### DIRECTIONS FOR THIS TASK
Return the lines from the line containing "heading-cooling-system: System chłodzenia" to the line containing "setup-list bbox=[159, 632, 807, 972]", both included, reproducing each one precisely.

### DATA ENTRIES
════════════════════
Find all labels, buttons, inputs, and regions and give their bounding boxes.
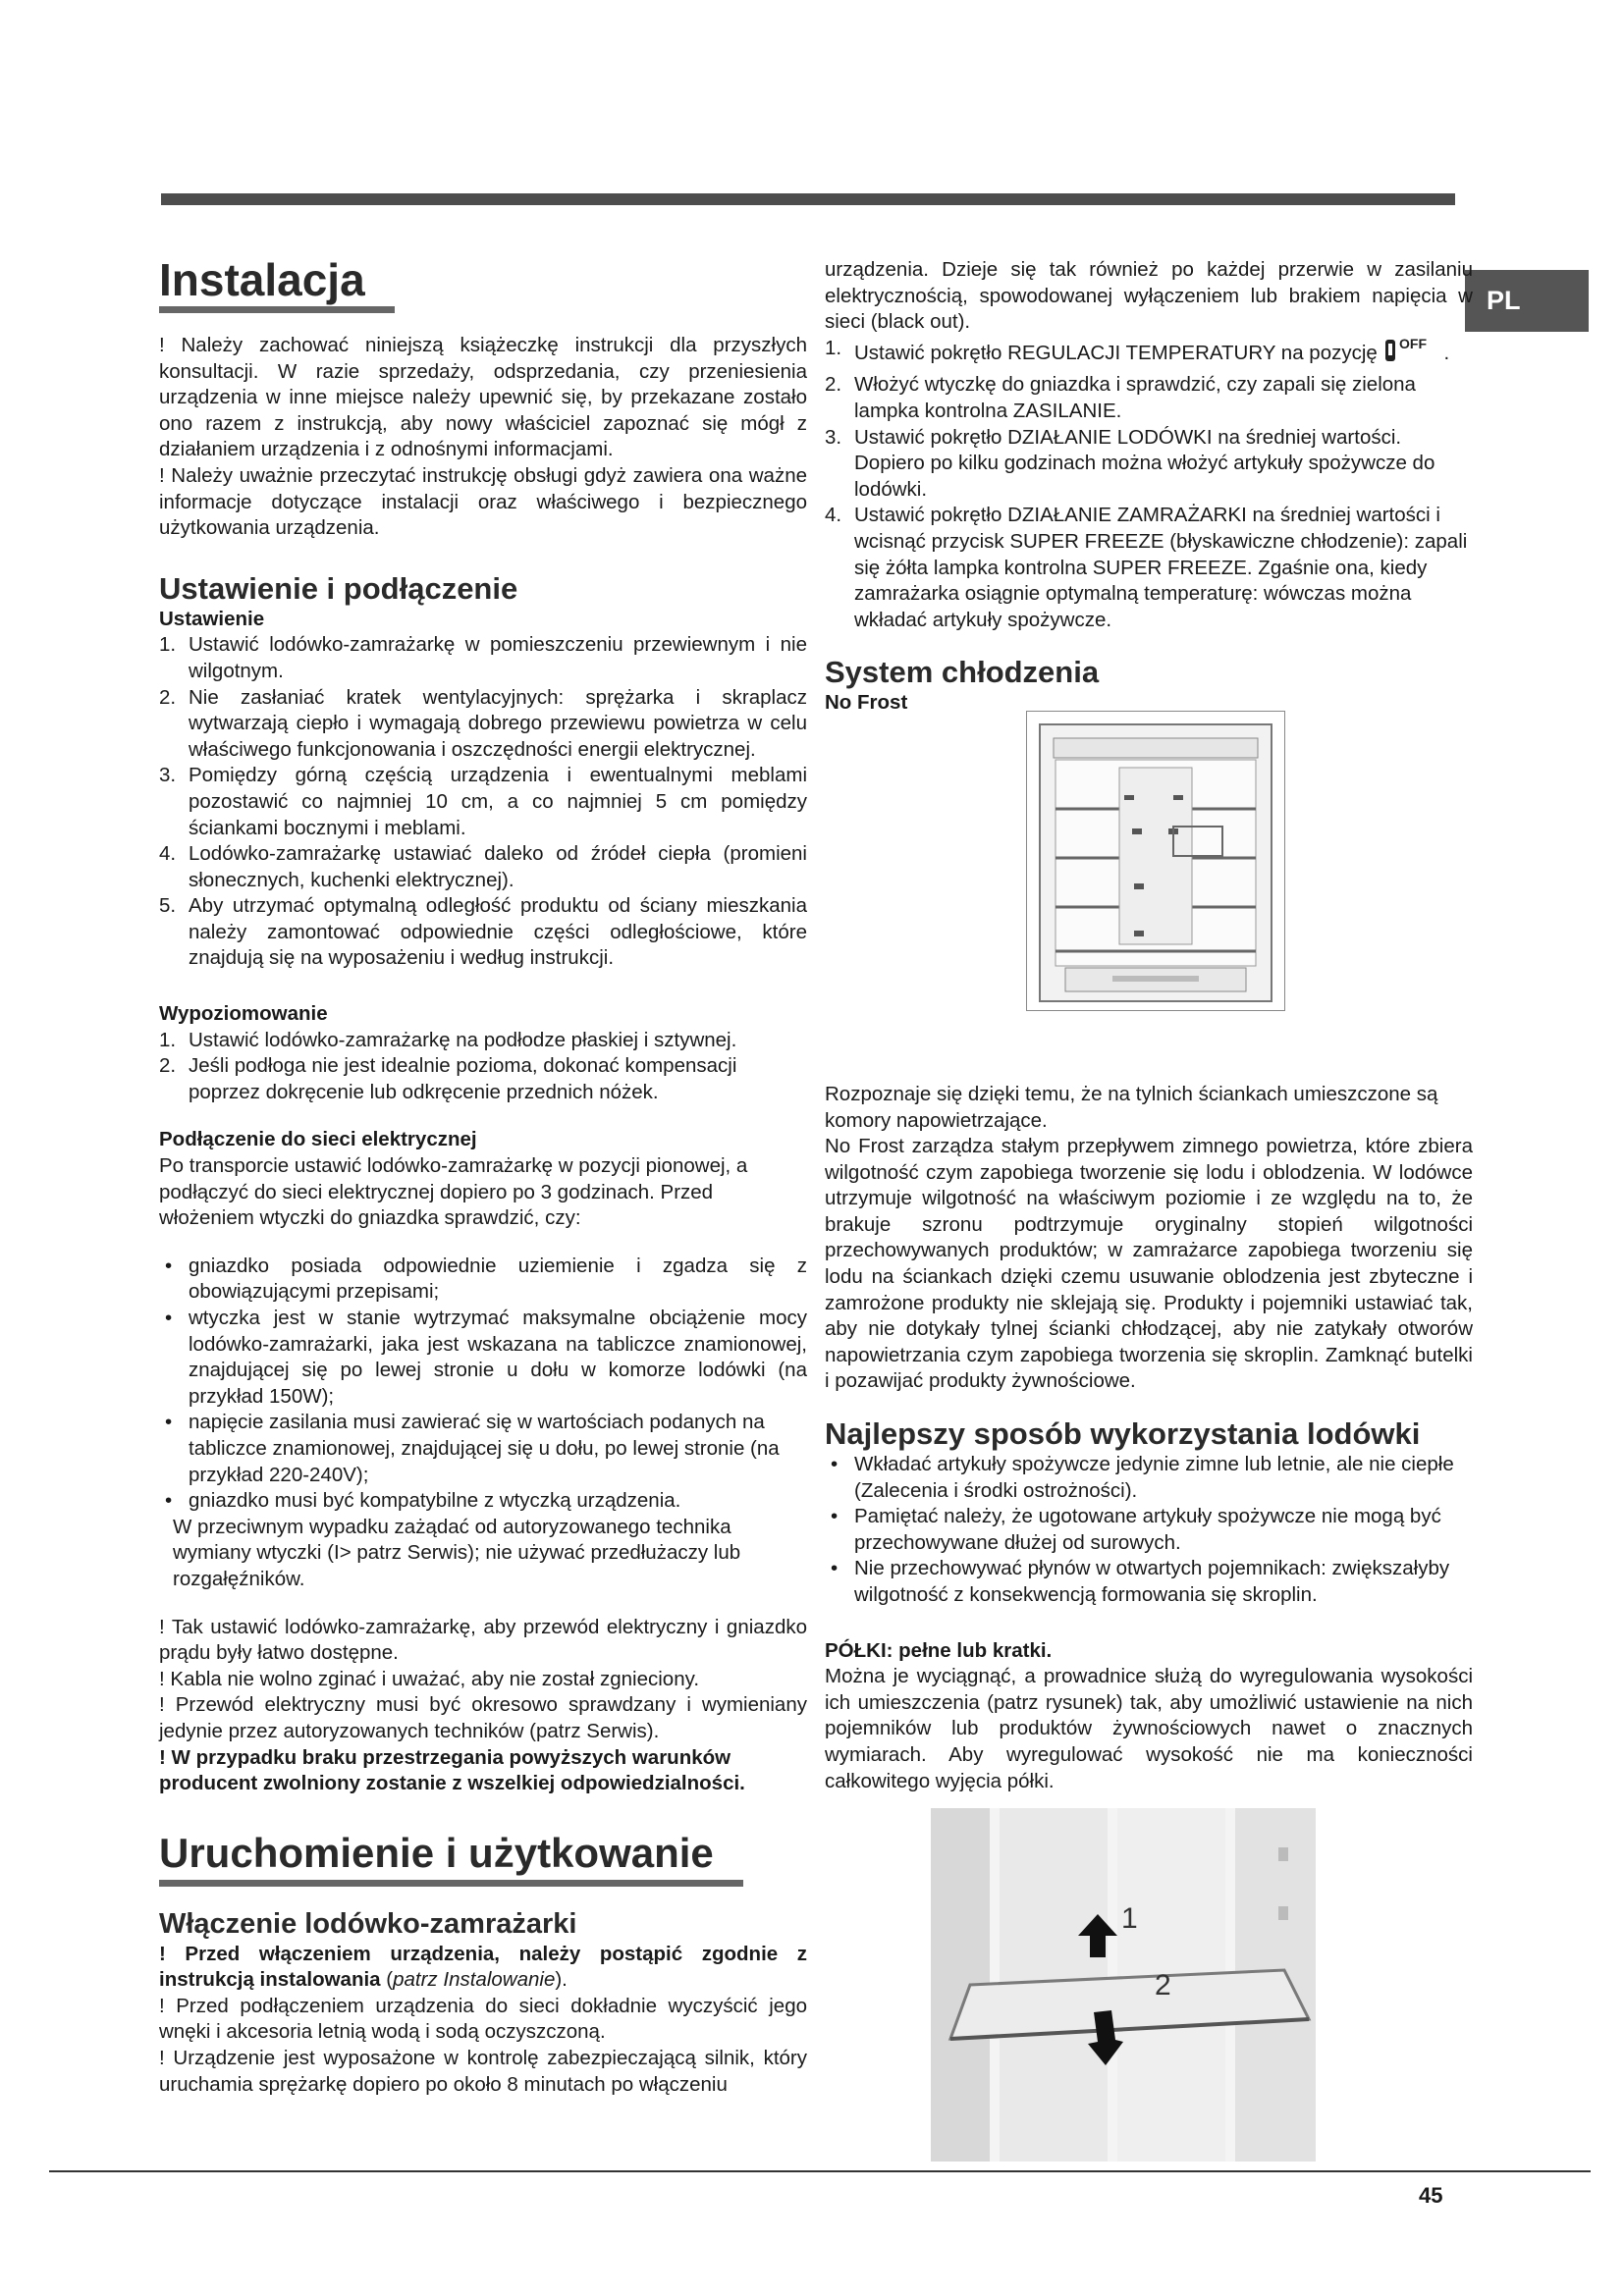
heading-cooling-system: System chłodzenia bbox=[825, 655, 1100, 690]
warning-1: ! Tak ustawić lodówko-zamrażarkę, aby przewód elektryczny i gniazdko prądu były łatwo dostępne. bbox=[159, 1615, 807, 1665]
best-use-list bbox=[825, 1452, 1473, 1609]
list-item: • Nie przechowywać płynów w otwartych pojemnikach: zwiększałyby wilgotność z konsekwencją formowania się skroplin. bbox=[831, 1557, 1450, 1606]
power-else: W przeciwnym wypadku zażądać od autoryzowanego technika wymiany wtyczki (I> patrz Serwis); nie używać przedłużaczy lub rozgałęźników. bbox=[173, 1515, 741, 1590]
list-item: 1. Ustawić lodówko-zamrażarkę w pomieszczeniu przewiewnym i nie wilgotnym. bbox=[159, 633, 807, 682]
list-item: 2. Nie zasłaniać kratek wentylacyjnych: sprężarka i skraplacz wytwarzają ciepło i wymagają dobrego przewiewu powietrza w celu właściwego funkcjonowania i oszczędności energii elektrycznej. bbox=[159, 685, 807, 761]
setup-list bbox=[159, 632, 807, 972]
nofrost-paragraph-2: No Frost zarządza stałym przepływem zimnego powietrza, które zbiera wilgotność czym zapobiega tworzenie się lodu i oblodzenia. W lodówce utrzymuje wilgotność na właściwym poziomie i ze względu na to, że brakuje szronu podtrzymuje oryginalny stopień wilgotności przechowywanych produktów; w zamrażarce zapobiega tworzeniu się lodu na ściankach dzięki czemu usuwanie oblodzenia jest zbyteczne i zamrożone produkty nie sklejają się. Produkty i pojemniki ustawiać tak, aby nie dotykały tylnej ścianki chłodzącej, aby nie zatykały otworów napowietrzania czym zapobiega tworzenia się skroplin. Zamknąć butelki i pozawijać produkty żywnościowe. bbox=[825, 1135, 1473, 1393]
list-item: • napięcie zasilania musi zawierać się w wartościach podanych na tabliczce znamionowej, znajdującej się u dołu, po lewej stronie (na przykład 220-240V); bbox=[165, 1411, 780, 1486]
list-item: • Wkładać artykuły spożywcze jedynie zimne lub letnie, ale nie ciepłe (Zalecenia i środki ostrożności). bbox=[831, 1453, 1454, 1502]
list-item: 4. Lodówko-zamrażarkę ustawiać daleko od źródeł ciepła (promieni słonecznych, kuchenki elektrycznej). bbox=[159, 842, 807, 891]
list-item: • gniazdko musi być kompatybilne z wtyczką urządzenia. bbox=[165, 1489, 681, 1513]
power-intro: Po transporcie ustawić lodówko-zamrażarkę w pozycji pionowej, a podłączyć do sieci elektrycznej dopiero po 3 godzinach. Przed włożeniem wtyczki do gniazdka sprawdzić, czy: bbox=[159, 1154, 748, 1230]
heading-best-use: Najlepszy sposób wykorzystania lodówki bbox=[825, 1416, 1421, 1452]
switch-note-bold: ! Przed włączeniem urządzenia, należy postąpić zgodnie z instrukcją instalowania bbox=[159, 1942, 807, 1992]
switch-note-italic: patrz Instalowanie bbox=[393, 1968, 556, 1992]
svg-text:OFF: OFF bbox=[1398, 335, 1427, 351]
left-column: Instalacja ! Należy zachować niniejszą książeczkę instrukcji dla przyszłych konsultacji. W razie sprzedaży, odsprzedania, czy przeniesienia urządzenia w inne miejsce należy upewnić się, by przekazane zostało ono razem z instrukcją, aby nowy właściciel zapoznać się mógł z działaniem urządzenia i z odnośnymi informacjami. ! Należy uważnie przeczytać instrukcję obsługi gdyż zawiera ona ważne informacje dotyczące instalacji oraz właściwego i bezpiecznego użytkowania urządzenia. Ustawienie i podłączenie Ustawienie 1. Ustawić lodówko-zamrażarkę w pomieszczeniu przewiewnym i nie wilgotnym. 2. Nie zasłaniać kratek wentylacyjnych: sprężarka i skraplacz wytwarzają ciepło i wymagają dobrego przewiewu powietrza w celu właściwego funkcjonowania i oszczędności energii elektrycznej. 3. Pomiędzy górną częścią urządzenia i ewentualnymi meblami pozostawić co najmniej 10 cm, a co najmniej 5 cm pomiędzy ściankami bocznymi i meblami. 4. Lodówko-zamrażarkę ustawiać daleko od źródeł ciepła (promieni słonecznych, kuchenki elektrycznej). 5. Aby utrzymać optymalną odległość produktu od ściany mieszkania należy zamontować odpowiednie części odległościowe, które znajdują się na wyposażeniu i według instrukcji. Wypoziomowanie 1. Ustawić lodówko-zamrażarkę na podłodze płaskiej i sztywnej. 2. Jeśli podłoga nie jest idealnie pozioma, dokonać kompensacji poprzez dokręcenie lub odkręcenie przednich nóżek. Podłączenie do sieci elektrycznej Po transporcie ustawić lodówko-zamrażarkę w pozycji pionowej, a podłączyć do sieci elektrycznej dopiero po 3 godzinach. Przed włożeniem wtyczki do gniazdka sprawdzić, czy: • gniazdko posiada odpowiednie uziemienie i zgadza się z obowiązującymi przepisami; • wtyczka jest w stanie wytrzymać maksymalne obciążenie mocy lodówko-zamrażarki, jaka jest wskazana na tabliczce znamionowej, znajdującej się po lewej stronie u dołu w komorze lodówki (na przykład 150W); • napięcie zasilania musi zawierać się w wartościach podanych na tabliczce znamionowej, znajdującej się u dołu, po lewej stronie (na przykład 220-240V); • gniazdko musi być kompatybilne z wtyczką urządzenia. W przeciwnym wypadku zażądać od autoryzowanego technika wymiany wtyczki (I> patrz Serwis); nie używać przedłużaczy lub rozgałęźników. ! Tak ustawić lodówko-zamrażarkę, aby przewód elektryczny i gniazdko prądu były łatwo dostępne. ! Kabla nie wolno zginać i uważać, aby nie został zgnieciony. ! Przewód elektryczny musi być okresowo sprawdzany i wymieniany jedynie przez autoryzowanych techników (patrz Serwis). ! W przypadku braku przestrzegania powyższych warunków producent zwolniony zostanie z wszelkiej odpowiedzialności. Uruchomienie i użytkowanie Włączenie lodówko-zamrażarki ! Przed włączeniem urządzenia, należy postąpić zgodnie z instrukcją instalowania (patrz Instalowanie). ! Przed podłączeniem urządzenia do sieci dokładnie wyczyścić jego wnęki i akcesoria letnią wodą i sodą oczyszczoną. ! Urządzenie jest wyposażone w kontrolę zabezpieczającą silnik, który uruchamia sprężarkę dopiero po około 8 minutach po włączeniu bbox=[159, 253, 807, 2098]
shelves-paragraph: Można je wyciągnąć, a prowadnice służą do wyregulowania wysokości ich umieszczenia (patrz rysunek) tak, aby umożliwić ustawienie na nich pojemników lub produktów żywnościowych nawet o znacznych wymiarach. Aby wyregulować wysokość nie ma konieczności całkowitego wyjęcia półki. bbox=[825, 1665, 1473, 1792]
heading-power: Podłączenie do sieci elektrycznej bbox=[159, 1128, 477, 1151]
heading-no-frost: No Frost bbox=[825, 691, 908, 715]
heading-shelves: PÓŁKI: pełne lub kratki. bbox=[825, 1638, 1053, 1662]
list-item: • Pamiętać należy, że ugotowane artykuły spożywcze nie mogą być przechowywane dłużej od surowych. bbox=[831, 1505, 1441, 1554]
switch-note-3: ! Urządzenie jest wyposażone w kontrolę zabezpieczającą silnik, który uruchamia sprężarkę dopiero po około 8 minutach po włączeniu bbox=[159, 2047, 807, 2096]
list-item: 2. Włożyć wtyczkę do gniazdka i sprawdzić, czy zapali się zielona lampka kontrolna ZASILANIE. bbox=[825, 373, 1416, 422]
warning-3: ! Przewód elektryczny musi być okresowo sprawdzany i wymieniany jedynie przez autoryzowanych techników (patrz Serwis). bbox=[159, 1693, 807, 1742]
title-startup: Uruchomienie i użytkowanie bbox=[159, 1827, 743, 1887]
title-installation: Instalacja bbox=[159, 253, 395, 313]
startup-steps bbox=[825, 336, 1473, 634]
list-item: 3. Ustawić pokrętło DZIAŁANIE LODÓWKI na średniej wartości. Dopiero po kilku godzinach można włożyć artykuły spożywcze do lodówki. bbox=[825, 425, 1435, 501]
list-item: • wtyczka jest w stanie wytrzymać maksymalne obciążenie mocy lodówko-zamrażarki, jaka jest wskazana na tabliczce znamionowej, znajdującej się po lewej stronie u dołu w komorze lodówki (na przykład 150W); bbox=[165, 1307, 807, 1408]
power-checklist bbox=[159, 1254, 807, 1515]
list-item: 5. Aby utrzymać optymalną odległość produktu od ściany mieszkania należy zamontować odpowiednie części odległościowe, które znajdują się na wyposażeniu i według instrukcji. bbox=[159, 894, 807, 970]
list-item: 1. Ustawić pokrętło REGULACJI TEMPERATURY na pozycję OFF . bbox=[825, 336, 1473, 373]
list-item: 2. Jeśli podłoga nie jest idealnie pozioma, dokonać kompensacji poprzez dokręcenie lub odkręcenie przednich nóżek. bbox=[159, 1054, 737, 1103]
page-number: 45 bbox=[1419, 2183, 1443, 2208]
nofrost-paragraph-1: Rozpoznaje się dzięki temu, że na tylnich ściankach umieszczone są komory napowietrzające. bbox=[825, 1082, 1438, 1132]
leveling-list bbox=[159, 1028, 807, 1106]
intro-paragraph-2: ! Należy uważnie przeczytać instrukcję obsługi gdyż zawiera ona ważne informacje dotyczące instalacji oraz właściwego i bezpiecznego użytkowania urządzenia. bbox=[159, 463, 807, 540]
list-item: 1. Ustawić lodówko-zamrażarkę na podłodze płaskiej i sztywnej. bbox=[159, 1028, 737, 1051]
warning-2: ! Kabla nie wolno zginać i uważać, aby nie został zgnieciony. bbox=[159, 1667, 700, 1690]
heading-setup-sub: Ustawienie bbox=[159, 607, 265, 630]
heading-setup: Ustawienie i podłączenie bbox=[159, 570, 518, 606]
right-column bbox=[825, 257, 1473, 1794]
intro-paragraph-1: ! Należy zachować niniejszą książeczkę instrukcji dla przyszłych konsultacji. W razie sprzedaży, odsprzedania, czy przeniesienia urządzenia w inne miejsce należy upewnić się, by przekazane zostało ono razem z instrukcją, aby nowy właściciel zapoznać się mógł z działaniem urządzenia i z odnośnymi informacjami. bbox=[159, 334, 807, 461]
switch-note-2: ! Przed podłączeniem urządzenia do sieci dokładnie wyczyścić jego wnęki i akcesoria letnią wodą i sodą oczyszczoną. bbox=[159, 1994, 807, 2044]
language-tab: PL bbox=[1465, 270, 1589, 332]
list-item: • gniazdko posiada odpowiednie uziemienie i zgadza się z obowiązującymi przepisami; bbox=[165, 1254, 807, 1304]
warning-4: ! W przypadku braku przestrzegania powyższych warunków producent zwolniony zostanie z wszelkiej odpowiedzialności. bbox=[159, 1745, 745, 1795]
top-rule bbox=[161, 193, 1455, 205]
fridge-interior-illustration bbox=[1026, 711, 1285, 1011]
svg-text:1: 1 bbox=[1121, 1902, 1138, 1935]
list-item: 3. Pomiędzy górną częścią urządzenia i ewentualnymi meblami pozostawić co najmniej 10 cm, a co najmniej 5 cm pomiędzy ściankami bocznymi i meblami. bbox=[159, 764, 807, 839]
shelf-adjustment-illustration bbox=[931, 1808, 1316, 2162]
continuation-paragraph: urządzenia. Dzieje się tak również po każdej przerwie w zasilaniu elektrycznością, spowodowanej wyłączeniem lub brakiem napięcia w sieci (black out). bbox=[825, 258, 1473, 334]
off-knob-icon bbox=[1383, 336, 1444, 373]
list-item: 4. Ustawić pokrętło DZIAŁANIE ZAMRAŻARKI na średniej wartości i wcisnąć przycisk SUPER FREEZE (błyskawiczne chłodzenie): zapali się żółta lampka kontrolna SUPER FREEZE. Zgaśnie ona, kiedy zamrażarka osiągnie optymalną temperaturę: wówczas można wkładać artykuły spożywcze. bbox=[825, 504, 1468, 631]
heading-switch-on: Włączenie lodówko-zamrażarki bbox=[159, 1907, 577, 1940]
bottom-rule bbox=[49, 2170, 1591, 2172]
svg-text:2: 2 bbox=[1155, 1969, 1171, 2002]
heading-leveling: Wypoziomowanie bbox=[159, 1002, 328, 1026]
════════════════════
### WORKED SOLUTION
heading-cooling-system: System chłodzenia bbox=[825, 655, 1100, 690]
warning-1: ! Tak ustawić lodówko-zamrażarkę, aby przewód elektryczny i gniazdko prądu były łatwo dostępne. bbox=[159, 1615, 807, 1665]
best-use-list bbox=[825, 1452, 1473, 1609]
list-item: • Nie przechowywać płynów w otwartych pojemnikach: zwiększałyby wilgotność z konsekwencją formowania się skroplin. bbox=[831, 1557, 1450, 1606]
power-else: W przeciwnym wypadku zażądać od autoryzowanego technika wymiany wtyczki (I> patrz Serwis); nie używać przedłużaczy lub rozgałęźników. bbox=[173, 1515, 741, 1590]
list-item: 1. Ustawić lodówko-zamrażarkę w pomieszczeniu przewiewnym i nie wilgotnym. bbox=[159, 633, 807, 682]
list-item: 2. Nie zasłaniać kratek wentylacyjnych: sprężarka i skraplacz wytwarzają ciepło i wymagają dobrego przewiewu powietrza w celu właściwego funkcjonowania i oszczędności energii elektrycznej. bbox=[159, 685, 807, 761]
setup-list bbox=[159, 632, 807, 972]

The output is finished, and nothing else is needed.